start
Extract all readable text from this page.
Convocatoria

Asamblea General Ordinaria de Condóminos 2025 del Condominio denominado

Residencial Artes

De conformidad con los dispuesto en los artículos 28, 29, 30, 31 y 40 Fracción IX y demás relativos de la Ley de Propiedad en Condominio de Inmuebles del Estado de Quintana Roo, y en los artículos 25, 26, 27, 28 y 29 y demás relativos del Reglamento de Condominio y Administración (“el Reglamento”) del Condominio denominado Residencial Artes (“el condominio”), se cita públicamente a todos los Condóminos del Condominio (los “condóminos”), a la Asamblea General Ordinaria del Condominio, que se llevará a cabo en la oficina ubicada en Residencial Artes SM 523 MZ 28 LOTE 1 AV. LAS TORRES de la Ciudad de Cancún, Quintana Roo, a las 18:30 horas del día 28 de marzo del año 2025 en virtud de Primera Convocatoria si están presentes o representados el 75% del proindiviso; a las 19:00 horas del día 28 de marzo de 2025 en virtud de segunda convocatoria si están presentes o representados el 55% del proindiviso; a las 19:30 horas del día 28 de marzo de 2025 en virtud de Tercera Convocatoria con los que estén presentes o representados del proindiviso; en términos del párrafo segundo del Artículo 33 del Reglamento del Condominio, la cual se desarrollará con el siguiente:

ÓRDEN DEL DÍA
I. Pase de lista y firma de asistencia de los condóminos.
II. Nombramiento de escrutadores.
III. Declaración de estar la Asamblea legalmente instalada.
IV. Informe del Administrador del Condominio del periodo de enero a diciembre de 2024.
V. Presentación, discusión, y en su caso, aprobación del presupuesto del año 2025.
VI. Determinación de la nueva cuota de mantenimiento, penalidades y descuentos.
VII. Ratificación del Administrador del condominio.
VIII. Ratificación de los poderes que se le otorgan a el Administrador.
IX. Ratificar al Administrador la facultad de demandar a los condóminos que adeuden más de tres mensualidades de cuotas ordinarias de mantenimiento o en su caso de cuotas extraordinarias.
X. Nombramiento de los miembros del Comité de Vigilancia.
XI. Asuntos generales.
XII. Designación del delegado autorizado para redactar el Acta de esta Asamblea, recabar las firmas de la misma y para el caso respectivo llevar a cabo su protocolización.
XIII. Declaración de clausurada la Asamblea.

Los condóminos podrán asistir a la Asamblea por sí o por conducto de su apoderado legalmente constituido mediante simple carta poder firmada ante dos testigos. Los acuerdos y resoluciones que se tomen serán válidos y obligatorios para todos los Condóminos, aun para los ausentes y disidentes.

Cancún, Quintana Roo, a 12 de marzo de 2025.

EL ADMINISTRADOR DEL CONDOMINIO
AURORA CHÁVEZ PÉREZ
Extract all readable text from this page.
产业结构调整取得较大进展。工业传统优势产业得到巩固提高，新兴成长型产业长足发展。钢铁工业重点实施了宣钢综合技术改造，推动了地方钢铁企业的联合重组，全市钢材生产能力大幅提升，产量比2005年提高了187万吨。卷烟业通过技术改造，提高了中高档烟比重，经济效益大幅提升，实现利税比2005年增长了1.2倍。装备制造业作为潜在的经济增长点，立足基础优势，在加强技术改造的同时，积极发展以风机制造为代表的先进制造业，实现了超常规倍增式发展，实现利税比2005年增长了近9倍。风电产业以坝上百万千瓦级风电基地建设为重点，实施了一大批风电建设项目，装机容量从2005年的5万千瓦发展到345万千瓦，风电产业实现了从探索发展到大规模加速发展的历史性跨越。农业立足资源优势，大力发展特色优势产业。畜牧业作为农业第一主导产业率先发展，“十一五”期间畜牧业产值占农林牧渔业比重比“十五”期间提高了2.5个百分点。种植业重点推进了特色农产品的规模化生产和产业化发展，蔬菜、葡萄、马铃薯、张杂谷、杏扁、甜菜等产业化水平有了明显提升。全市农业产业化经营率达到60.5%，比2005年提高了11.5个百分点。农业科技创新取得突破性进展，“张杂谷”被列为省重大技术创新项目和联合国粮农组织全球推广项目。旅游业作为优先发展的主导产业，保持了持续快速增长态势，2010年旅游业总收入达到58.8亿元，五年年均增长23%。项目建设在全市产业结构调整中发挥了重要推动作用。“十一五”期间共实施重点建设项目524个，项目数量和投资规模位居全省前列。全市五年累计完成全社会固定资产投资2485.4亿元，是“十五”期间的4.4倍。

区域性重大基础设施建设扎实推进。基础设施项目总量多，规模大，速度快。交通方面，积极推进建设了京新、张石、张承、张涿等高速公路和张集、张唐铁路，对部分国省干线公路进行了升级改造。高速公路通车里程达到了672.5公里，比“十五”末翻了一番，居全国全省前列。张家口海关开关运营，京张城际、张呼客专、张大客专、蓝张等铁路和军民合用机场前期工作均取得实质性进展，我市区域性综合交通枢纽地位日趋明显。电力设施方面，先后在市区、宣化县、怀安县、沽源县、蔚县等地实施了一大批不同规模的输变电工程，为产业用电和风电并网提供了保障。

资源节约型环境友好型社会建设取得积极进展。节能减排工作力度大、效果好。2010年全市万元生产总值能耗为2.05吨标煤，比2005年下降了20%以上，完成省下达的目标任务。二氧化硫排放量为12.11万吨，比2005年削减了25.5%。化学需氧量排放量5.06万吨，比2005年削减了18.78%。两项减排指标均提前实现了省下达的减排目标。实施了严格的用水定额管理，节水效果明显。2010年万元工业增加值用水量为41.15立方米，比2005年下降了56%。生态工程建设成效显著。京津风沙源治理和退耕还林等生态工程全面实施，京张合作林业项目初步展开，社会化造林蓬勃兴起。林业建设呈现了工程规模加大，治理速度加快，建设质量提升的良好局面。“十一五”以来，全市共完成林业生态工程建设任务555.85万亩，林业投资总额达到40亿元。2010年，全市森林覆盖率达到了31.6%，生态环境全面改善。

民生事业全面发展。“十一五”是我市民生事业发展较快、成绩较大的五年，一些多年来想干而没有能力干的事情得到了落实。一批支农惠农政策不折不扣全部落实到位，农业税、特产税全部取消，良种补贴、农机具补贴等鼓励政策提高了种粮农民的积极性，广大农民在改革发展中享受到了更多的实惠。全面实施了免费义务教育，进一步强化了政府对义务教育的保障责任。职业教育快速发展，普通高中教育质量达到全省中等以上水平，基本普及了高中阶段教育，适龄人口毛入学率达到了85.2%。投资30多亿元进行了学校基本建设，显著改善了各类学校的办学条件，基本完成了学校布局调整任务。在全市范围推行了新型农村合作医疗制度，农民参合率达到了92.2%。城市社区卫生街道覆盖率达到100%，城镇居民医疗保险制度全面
end
### Written exercise
The records above should be duplicated in full, exactly as given.

### Solution to this task
Extract all readable text from this page.
Convocatoria

Asamblea General Ordinaria de Condóminos 2025 del Condominio denominado

Residencial Artes

De conformidad con los dispuesto en los artículos 28, 29, 30, 31 y 40 Fracción IX y demás relativos de la Ley de Propiedad en Condominio de Inmuebles del Estado de Quintana Roo, y en los artículos 25, 26, 27, 28 y 29 y demás relativos del Reglamento de Condominio y Administración (“el Reglamento”) del Condominio denominado Residencial Artes (“el condominio”), se cita públicamente a todos los Condóminos del Condominio (los “condóminos”), a la Asamblea General Ordinaria del Condominio, que se llevará a cabo en la oficina ubicada en Residencial Artes SM 523 MZ 28 LOTE 1 AV. LAS TORRES de la Ciudad de Cancún, Quintana Roo, a las 18:30 horas del día 28 de marzo del año 2025 en virtud de Primera Convocatoria si están presentes o representados el 75% del proindiviso; a las 19:00 horas del día 28 de marzo de 2025 en virtud de segunda convocatoria si están presentes o representados el 55% del proindiviso; a las 19:30 horas del día 28 de marzo de 2025 en virtud de Tercera Convocatoria con los que estén presentes o representados del proindiviso; en términos del párrafo segundo del Artículo 33 del Reglamento del Condominio, la cual se desarrollará con el siguiente:

ÓRDEN DEL DÍA
I. Pase de lista y firma de asistencia de los condóminos.
II. Nombramiento de escrutadores.
III. Declaración de estar la Asamblea legalmente instalada.
IV. Informe del Administrador del Condominio del periodo de enero a diciembre de 2024.
V. Presentación, discusión, y en su caso, aprobación del presupuesto del año 2025.
VI. Determinación de la nueva cuota de mantenimiento, penalidades y descuentos.
VII. Ratificación del Administrador del condominio.
VIII. Ratificación de los poderes que se le otorgan a el Administrador.
IX. Ratificar al Administrador la facultad de demandar a los condóminos que adeuden más de tres mensualidades de cuotas ordinarias de mantenimiento o en su caso de cuotas extraordinarias.
X. Nombramiento de los miembros del Comité de Vigilancia.
XI. Asuntos generales.
XII. Designación del delegado autorizado para redactar el Acta de esta Asamblea, recabar las firmas de la misma y para el caso respectivo llevar a cabo su protocolización.
XIII. Declaración de clausurada la Asamblea.

Los condóminos podrán asistir a la Asamblea por sí o por conducto de su apoderado legalmente constituido mediante simple carta poder firmada ante dos testigos. Los acuerdos y resoluciones que se tomen serán válidos y obligatorios para todos los Condóminos, aun para los ausentes y disidentes.

Cancún, Quintana Roo, a 12 de marzo de 2025.

EL ADMINISTRADOR DEL CONDOMINIO
AURORA CHÁVEZ PÉREZ
Extract all readable text from this page.
产业结构调整取得较大进展。工业传统优势产业得到巩固提高，新兴成长型产业长足发展。钢铁工业重点实施了宣钢综合技术改造，推动了地方钢铁企业的联合重组，全市钢材生产能力大幅提升，产量比2005年提高了187万吨。卷烟业通过技术改造，提高了中高档烟比重，经济效益大幅提升，实现利税比2005年增长了1.2倍。装备制造业作为潜在的经济增长点，立足基础优势，在加强技术改造的同时，积极发展以风机制造为代表的先进制造业，实现了超常规倍增式发展，实现利税比2005年增长了近9倍。风电产业以坝上百万千瓦级风电基地建设为重点，实施了一大批风电建设项目，装机容量从2005年的5万千瓦发展到345万千瓦，风电产业实现了从探索发展到大规模加速发展的历史性跨越。农业立足资源优势，大力发展特色优势产业。畜牧业作为农业第一主导产业率先发展，“十一五”期间畜牧业产值占农林牧渔业比重比“十五”期间提高了2.5个百分点。种植业重点推进了特色农产品的规模化生产和产业化发展，蔬菜、葡萄、马铃薯、张杂谷、杏扁、甜菜等产业化水平有了明显提升。全市农业产业化经营率达到60.5%，比2005年提高了11.5个百分点。农业科技创新取得突破性进展，“张杂谷”被列为省重大技术创新项目和联合国粮农组织全球推广项目。旅游业作为优先发展的主导产业，保持了持续快速增长态势，2010年旅游业总收入达到58.8亿元，五年年均增长23%。项目建设在全市产业结构调整中发挥了重要推动作用。“十一五”期间共实施重点建设项目524个，项目数量和投资规模位居全省前列。全市五年累计完成全社会固定资产投资2485.4亿元，是“十五”期间的4.4倍。

区域性重大基础设施建设扎实推进。基础设施项目总量多，规模大，速度快。交通方面，积极推进建设了京新、张石、张承、张涿等高速公路和张集、张唐铁路，对部分国省干线公路进行了升级改造。高速公路通车里程达到了672.5公里，比“十五”末翻了一番，居全国全省前列。张家口海关开关运营，京张城际、张呼客专、张大客专、蓝张等铁路和军民合用机场前期工作均取得实质性进展，我市区域性综合交通枢纽地位日趋明显。电力设施方面，先后在市区、宣化县、怀安县、沽源县、蔚县等地实施了一大批不同规模的输变电工程，为产业用电和风电并网提供了保障。

资源节约型环境友好型社会建设取得积极进展。节能减排工作力度大、效果好。2010年全市万元生产总值能耗为2.05吨标煤，比2005年下降了20%以上，完成省下达的目标任务。二氧化硫排放量为12.11万吨，比2005年削减了25.5%。化学需氧量排放量5.06万吨，比2005年削减了18.78%。两项减排指标均提前实现了省下达的减排目标。实施了严格的用水定额管理，节水效果明显。2010年万元工业增加值用水量为41.15立方米，比2005年下降了56%。生态工程建设成效显著。京津风沙源治理和退耕还林等生态工程全面实施，京张合作林业项目初步展开，社会化造林蓬勃兴起。林业建设呈现了工程规模加大，治理速度加快，建设质量提升的良好局面。“十一五”以来，全市共完成林业生态工程建设任务555.85万亩，林业投资总额达到40亿元。2010年，全市森林覆盖率达到了31.6%，生态环境全面改善。

民生事业全面发展。“十一五”是我市民生事业发展较快、成绩较大的五年，一些多年来想干而没有能力干的事情得到了落实。一批支农惠农政策不折不扣全部落实到位，农业税、特产税全部取消，良种补贴、农机具补贴等鼓励政策提高了种粮农民的积极性，广大农民在改革发展中享受到了更多的实惠。全面实施了免费义务教育，进一步强化了政府对义务教育的保障责任。职业教育快速发展，普通高中教育质量达到全省中等以上水平，基本普及了高中阶段教育，适龄人口毛入学率达到了85.2%。投资30多亿元进行了学校基本建设，显著改善了各类学校的办学条件，基本完成了学校布局调整任务。在全市范围推行了新型农村合作医疗制度，农民参合率达到了92.2%。城市社区卫生街道覆盖率达到100%，城镇居民医疗保险制度全面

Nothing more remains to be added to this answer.